------ Provided information ------

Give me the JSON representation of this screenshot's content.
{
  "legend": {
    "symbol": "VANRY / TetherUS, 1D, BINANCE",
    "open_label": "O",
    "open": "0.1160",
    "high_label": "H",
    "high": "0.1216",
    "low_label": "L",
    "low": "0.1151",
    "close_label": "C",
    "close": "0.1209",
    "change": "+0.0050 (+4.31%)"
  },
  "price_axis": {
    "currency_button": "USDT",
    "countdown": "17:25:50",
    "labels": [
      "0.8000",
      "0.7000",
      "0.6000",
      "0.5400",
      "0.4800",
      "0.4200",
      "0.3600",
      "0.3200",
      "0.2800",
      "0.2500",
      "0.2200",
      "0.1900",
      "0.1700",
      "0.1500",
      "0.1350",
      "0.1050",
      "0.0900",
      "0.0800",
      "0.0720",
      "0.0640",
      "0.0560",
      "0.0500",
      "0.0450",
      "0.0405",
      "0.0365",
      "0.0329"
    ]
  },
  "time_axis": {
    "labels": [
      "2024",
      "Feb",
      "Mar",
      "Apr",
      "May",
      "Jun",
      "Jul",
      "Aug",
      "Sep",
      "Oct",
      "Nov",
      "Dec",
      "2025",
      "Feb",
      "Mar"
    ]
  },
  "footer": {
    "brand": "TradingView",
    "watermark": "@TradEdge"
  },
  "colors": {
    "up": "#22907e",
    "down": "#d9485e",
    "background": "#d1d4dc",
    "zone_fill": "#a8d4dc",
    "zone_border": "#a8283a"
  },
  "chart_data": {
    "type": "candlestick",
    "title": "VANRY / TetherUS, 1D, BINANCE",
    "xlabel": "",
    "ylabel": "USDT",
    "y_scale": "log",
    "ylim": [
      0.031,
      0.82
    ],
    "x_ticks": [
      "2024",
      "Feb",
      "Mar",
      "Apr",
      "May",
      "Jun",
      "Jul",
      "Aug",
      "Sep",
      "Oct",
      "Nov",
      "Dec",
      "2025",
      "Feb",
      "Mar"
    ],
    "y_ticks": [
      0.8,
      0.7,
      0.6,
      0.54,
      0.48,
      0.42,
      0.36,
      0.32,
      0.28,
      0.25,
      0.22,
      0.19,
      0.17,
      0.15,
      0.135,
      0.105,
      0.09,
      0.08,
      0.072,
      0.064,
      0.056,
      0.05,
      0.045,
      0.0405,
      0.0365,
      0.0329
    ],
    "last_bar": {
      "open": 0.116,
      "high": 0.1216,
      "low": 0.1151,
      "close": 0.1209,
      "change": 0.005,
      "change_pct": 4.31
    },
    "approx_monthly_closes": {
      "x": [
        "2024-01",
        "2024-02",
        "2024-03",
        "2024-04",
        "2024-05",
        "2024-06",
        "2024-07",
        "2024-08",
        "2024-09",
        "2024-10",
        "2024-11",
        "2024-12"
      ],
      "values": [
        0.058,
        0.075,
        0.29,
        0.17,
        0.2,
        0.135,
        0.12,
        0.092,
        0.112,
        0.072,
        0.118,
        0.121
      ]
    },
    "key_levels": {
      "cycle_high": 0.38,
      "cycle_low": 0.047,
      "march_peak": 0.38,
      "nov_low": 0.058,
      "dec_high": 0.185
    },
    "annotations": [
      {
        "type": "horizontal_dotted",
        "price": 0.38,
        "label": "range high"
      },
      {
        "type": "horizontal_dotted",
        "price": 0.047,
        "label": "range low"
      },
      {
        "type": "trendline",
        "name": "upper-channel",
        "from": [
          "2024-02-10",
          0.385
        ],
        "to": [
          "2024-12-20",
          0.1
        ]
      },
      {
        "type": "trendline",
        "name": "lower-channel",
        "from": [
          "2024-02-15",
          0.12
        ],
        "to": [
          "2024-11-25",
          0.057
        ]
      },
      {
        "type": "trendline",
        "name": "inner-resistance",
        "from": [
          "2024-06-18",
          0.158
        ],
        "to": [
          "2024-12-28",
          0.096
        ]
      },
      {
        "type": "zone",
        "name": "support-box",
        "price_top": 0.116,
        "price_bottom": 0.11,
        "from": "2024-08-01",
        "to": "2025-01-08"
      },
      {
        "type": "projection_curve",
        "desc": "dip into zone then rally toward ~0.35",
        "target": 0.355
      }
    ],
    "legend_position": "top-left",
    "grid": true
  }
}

------

◆ The request
Retype all of the entries precisely as they are.

◆ Solution to this problem
Give me the JSON representation of this screenshot's content.
{
  "legend": {
    "symbol": "VANRY / TetherUS, 1D, BINANCE",
    "open_label": "O",
    "open": "0.1160",
    "high_label": "H",
    "high": "0.1216",
    "low_label": "L",
    "low": "0.1151",
    "close_label": "C",
    "close": "0.1209",
    "change": "+0.0050 (+4.31%)"
  },
  "price_axis": {
    "currency_button": "USDT",
    "countdown": "17:25:50",
    "labels": [
      "0.8000",
      "0.7000",
      "0.6000",
      "0.5400",
      "0.4800",
      "0.4200",
      "0.3600",
      "0.3200",
      "0.2800",
      "0.2500",
      "0.2200",
      "0.1900",
      "0.1700",
      "0.1500",
      "0.1350",
      "0.1050",
      "0.0900",
      "0.0800",
      "0.0720",
      "0.0640",
      "0.0560",
      "0.0500",
      "0.0450",
      "0.0405",
      "0.0365",
      "0.0329"
    ]
  },
  "time_axis": {
    "labels": [
      "2024",
      "Feb",
      "Mar",
      "Apr",
      "May",
      "Jun",
      "Jul",
      "Aug",
      "Sep",
      "Oct",
      "Nov",
      "Dec",
      "2025",
      "Feb",
      "Mar"
    ]
  },
  "footer": {
    "brand": "TradingView",
    "watermark": "@TradEdge"
  },
  "colors": {
    "up": "#22907e",
    "down": "#d9485e",
    "background": "#d1d4dc",
    "zone_fill": "#a8d4dc",
    "zone_border": "#a8283a"
  },
  "chart_data": {
    "type": "candlestick",
    "title": "VANRY / TetherUS, 1D, BINANCE",
    "xlabel": "",
    "ylabel": "USDT",
    "y_scale": "log",
    "ylim": [
      0.031,
      0.82
    ],
    "x_ticks": [
      "2024",
      "Feb",
      "Mar",
      "Apr",
      "May",
      "Jun",
      "Jul",
      "Aug",
      "Sep",
      "Oct",
      "Nov",
      "Dec",
      "2025",
      "Feb",
      "Mar"
    ],
    "y_ticks": [
      0.8,
      0.7,
      0.6,
      0.54,
      0.48,
      0.42,
      0.36,
      0.32,
      0.28,
      0.25,
      0.22,
      0.19,
      0.17,
      0.15,
      0.135,
      0.105,
      0.09,
      0.08,
      0.072,
      0.064,
      0.056,
      0.05,
      0.045,
      0.0405,
      0.0365,
      0.0329
    ],
    "last_bar": {
      "open": 0.116,
      "high": 0.1216,
      "low": 0.1151,
      "close": 0.1209,
      "change": 0.005,
      "change_pct": 4.31
    },
    "approx_monthly_closes": {
      "x": [
        "2024-01",
        "2024-02",
        "2024-03",
        "2024-04",
        "2024-05",
        "2024-06",
        "2024-07",
        "2024-08",
        "2024-09",
        "2024-10",
        "2024-11",
        "2024-12"
      ],
      "values": [
        0.058,
        0.075,
        0.29,
        0.17,
        0.2,
        0.135,
        0.12,
        0.092,
        0.112,
        0.072,
        0.118,
        0.121
      ]
    },
    "key_levels": {
      "cycle_high": 0.38,
      "cycle_low": 0.047,
      "march_peak": 0.38,
      "nov_low": 0.058,
      "dec_high": 0.185
    },
    "annotations": [
      {
        "type": "horizontal_dotted",
        "price": 0.38,
        "label": "range high"
      },
      {
        "type": "horizontal_dotted",
        "price": 0.047,
        "label": "range low"
      },
      {
        "type": "trendline",
        "name": "upper-channel",
        "from": [
          "2024-02-10",
          0.385
        ],
        "to": [
          "2024-12-20",
          0.1
        ]
      },
      {
        "type": "trendline",
        "name": "lower-channel",
        "from": [
          "2024-02-15",
          0.12
        ],
        "to": [
          "2024-11-25",
          0.057
        ]
      },
      {
        "type": "trendline",
        "name": "inner-resistance",
        "from": [
          "2024-06-18",
          0.158
        ],
        "to": [
          "2024-12-28",
          0.096
        ]
      },
      {
        "type": "zone",
        "name": "support-box",
        "price_top": 0.116,
        "price_bottom": 0.11,
        "from": "2024-08-01",
        "to": "2025-01-08"
      },
      {
        "type": "projection_curve",
        "desc": "dip into zone then rally toward ~0.35",
        "target": 0.355
      }
    ],
    "legend_position": "top-left",
    "grid": true
  }
}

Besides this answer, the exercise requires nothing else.